* **PROBLEM STATEMENT**
Render every entry verbatim.

** Begin DATA EXTRACT **

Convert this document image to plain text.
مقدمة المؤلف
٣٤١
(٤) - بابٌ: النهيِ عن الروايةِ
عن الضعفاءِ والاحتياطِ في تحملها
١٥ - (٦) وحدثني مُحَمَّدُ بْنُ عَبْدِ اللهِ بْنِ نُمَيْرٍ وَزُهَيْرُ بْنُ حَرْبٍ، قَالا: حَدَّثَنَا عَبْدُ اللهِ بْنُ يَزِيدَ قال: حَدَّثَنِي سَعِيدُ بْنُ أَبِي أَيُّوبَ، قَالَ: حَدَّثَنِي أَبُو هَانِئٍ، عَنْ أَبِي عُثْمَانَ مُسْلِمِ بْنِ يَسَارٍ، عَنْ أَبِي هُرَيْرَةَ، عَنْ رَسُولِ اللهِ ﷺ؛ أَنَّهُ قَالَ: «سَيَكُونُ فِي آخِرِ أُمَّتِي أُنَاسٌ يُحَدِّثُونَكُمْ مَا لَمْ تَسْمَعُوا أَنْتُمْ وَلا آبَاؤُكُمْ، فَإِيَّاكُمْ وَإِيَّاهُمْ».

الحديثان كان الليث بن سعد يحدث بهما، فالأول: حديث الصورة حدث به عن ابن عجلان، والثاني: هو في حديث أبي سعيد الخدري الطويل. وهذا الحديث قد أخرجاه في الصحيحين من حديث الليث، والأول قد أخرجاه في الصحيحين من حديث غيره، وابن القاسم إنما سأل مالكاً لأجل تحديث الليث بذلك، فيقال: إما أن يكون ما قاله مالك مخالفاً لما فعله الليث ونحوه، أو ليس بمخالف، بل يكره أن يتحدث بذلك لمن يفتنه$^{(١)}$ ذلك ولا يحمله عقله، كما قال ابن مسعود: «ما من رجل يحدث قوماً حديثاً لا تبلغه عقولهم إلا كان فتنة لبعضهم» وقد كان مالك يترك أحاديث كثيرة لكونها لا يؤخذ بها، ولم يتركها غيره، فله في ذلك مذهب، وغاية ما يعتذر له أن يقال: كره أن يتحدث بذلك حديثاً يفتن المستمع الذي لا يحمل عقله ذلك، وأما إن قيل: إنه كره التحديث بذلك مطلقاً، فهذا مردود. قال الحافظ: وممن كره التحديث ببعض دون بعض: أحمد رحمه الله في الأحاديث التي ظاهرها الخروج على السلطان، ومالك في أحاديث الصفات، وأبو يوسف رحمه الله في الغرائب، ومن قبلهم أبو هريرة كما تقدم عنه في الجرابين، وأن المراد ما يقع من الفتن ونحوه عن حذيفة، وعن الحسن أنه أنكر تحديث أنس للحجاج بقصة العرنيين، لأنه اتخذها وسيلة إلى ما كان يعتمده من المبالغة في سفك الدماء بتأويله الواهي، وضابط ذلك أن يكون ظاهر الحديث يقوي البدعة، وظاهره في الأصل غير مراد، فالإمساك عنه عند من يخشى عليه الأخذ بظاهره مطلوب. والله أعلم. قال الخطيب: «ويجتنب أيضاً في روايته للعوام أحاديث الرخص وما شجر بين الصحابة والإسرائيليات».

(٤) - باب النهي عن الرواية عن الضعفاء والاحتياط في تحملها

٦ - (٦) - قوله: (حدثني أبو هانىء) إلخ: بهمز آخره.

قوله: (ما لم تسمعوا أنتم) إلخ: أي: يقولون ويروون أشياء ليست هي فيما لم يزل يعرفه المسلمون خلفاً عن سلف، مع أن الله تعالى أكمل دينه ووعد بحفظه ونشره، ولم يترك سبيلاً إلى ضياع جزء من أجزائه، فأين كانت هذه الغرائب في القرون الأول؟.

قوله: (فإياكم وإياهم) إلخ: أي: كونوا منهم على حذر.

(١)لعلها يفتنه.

** End DATA EXTRACT **

* **EXPECTED ANSWER**
Convert this document image to plain text.
مقدمة المؤلف
٣٤١
(٤) - بابٌ: النهيِ عن الروايةِ
عن الضعفاءِ والاحتياطِ في تحملها
١٥ - (٦) وحدثني مُحَمَّدُ بْنُ عَبْدِ اللهِ بْنِ نُمَيْرٍ وَزُهَيْرُ بْنُ حَرْبٍ، قَالا: حَدَّثَنَا عَبْدُ اللهِ بْنُ يَزِيدَ قال: حَدَّثَنِي سَعِيدُ بْنُ أَبِي أَيُّوبَ، قَالَ: حَدَّثَنِي أَبُو هَانِئٍ، عَنْ أَبِي عُثْمَانَ مُسْلِمِ بْنِ يَسَارٍ، عَنْ أَبِي هُرَيْرَةَ، عَنْ رَسُولِ اللهِ ﷺ؛ أَنَّهُ قَالَ: «سَيَكُونُ فِي آخِرِ أُمَّتِي أُنَاسٌ يُحَدِّثُونَكُمْ مَا لَمْ تَسْمَعُوا أَنْتُمْ وَلا آبَاؤُكُمْ، فَإِيَّاكُمْ وَإِيَّاهُمْ».

الحديثان كان الليث بن سعد يحدث بهما، فالأول: حديث الصورة حدث به عن ابن عجلان، والثاني: هو في حديث أبي سعيد الخدري الطويل. وهذا الحديث قد أخرجاه في الصحيحين من حديث الليث، والأول قد أخرجاه في الصحيحين من حديث غيره، وابن القاسم إنما سأل مالكاً لأجل تحديث الليث بذلك، فيقال: إما أن يكون ما قاله مالك مخالفاً لما فعله الليث ونحوه، أو ليس بمخالف، بل يكره أن يتحدث بذلك لمن يفتنه$^{(١)}$ ذلك ولا يحمله عقله، كما قال ابن مسعود: «ما من رجل يحدث قوماً حديثاً لا تبلغه عقولهم إلا كان فتنة لبعضهم» وقد كان مالك يترك أحاديث كثيرة لكونها لا يؤخذ بها، ولم يتركها غيره، فله في ذلك مذهب، وغاية ما يعتذر له أن يقال: كره أن يتحدث بذلك حديثاً يفتن المستمع الذي لا يحمل عقله ذلك، وأما إن قيل: إنه كره التحديث بذلك مطلقاً، فهذا مردود. قال الحافظ: وممن كره التحديث ببعض دون بعض: أحمد رحمه الله في الأحاديث التي ظاهرها الخروج على السلطان، ومالك في أحاديث الصفات، وأبو يوسف رحمه الله في الغرائب، ومن قبلهم أبو هريرة كما تقدم عنه في الجرابين، وأن المراد ما يقع من الفتن ونحوه عن حذيفة، وعن الحسن أنه أنكر تحديث أنس للحجاج بقصة العرنيين، لأنه اتخذها وسيلة إلى ما كان يعتمده من المبالغة في سفك الدماء بتأويله الواهي، وضابط ذلك أن يكون ظاهر الحديث يقوي البدعة، وظاهره في الأصل غير مراد، فالإمساك عنه عند من يخشى عليه الأخذ بظاهره مطلوب. والله أعلم. قال الخطيب: «ويجتنب أيضاً في روايته للعوام أحاديث الرخص وما شجر بين الصحابة والإسرائيليات».

(٤) - باب النهي عن الرواية عن الضعفاء والاحتياط في تحملها

٦ - (٦) - قوله: (حدثني أبو هانىء) إلخ: بهمز آخره.

قوله: (ما لم تسمعوا أنتم) إلخ: أي: يقولون ويروون أشياء ليست هي فيما لم يزل يعرفه المسلمون خلفاً عن سلف، مع أن الله تعالى أكمل دينه ووعد بحفظه ونشره، ولم يترك سبيلاً إلى ضياع جزء من أجزائه، فأين كانت هذه الغرائب في القرون الأول؟.

قوله: (فإياكم وإياهم) إلخ: أي: كونوا منهم على حذر.

(١)لعلها يفتنه.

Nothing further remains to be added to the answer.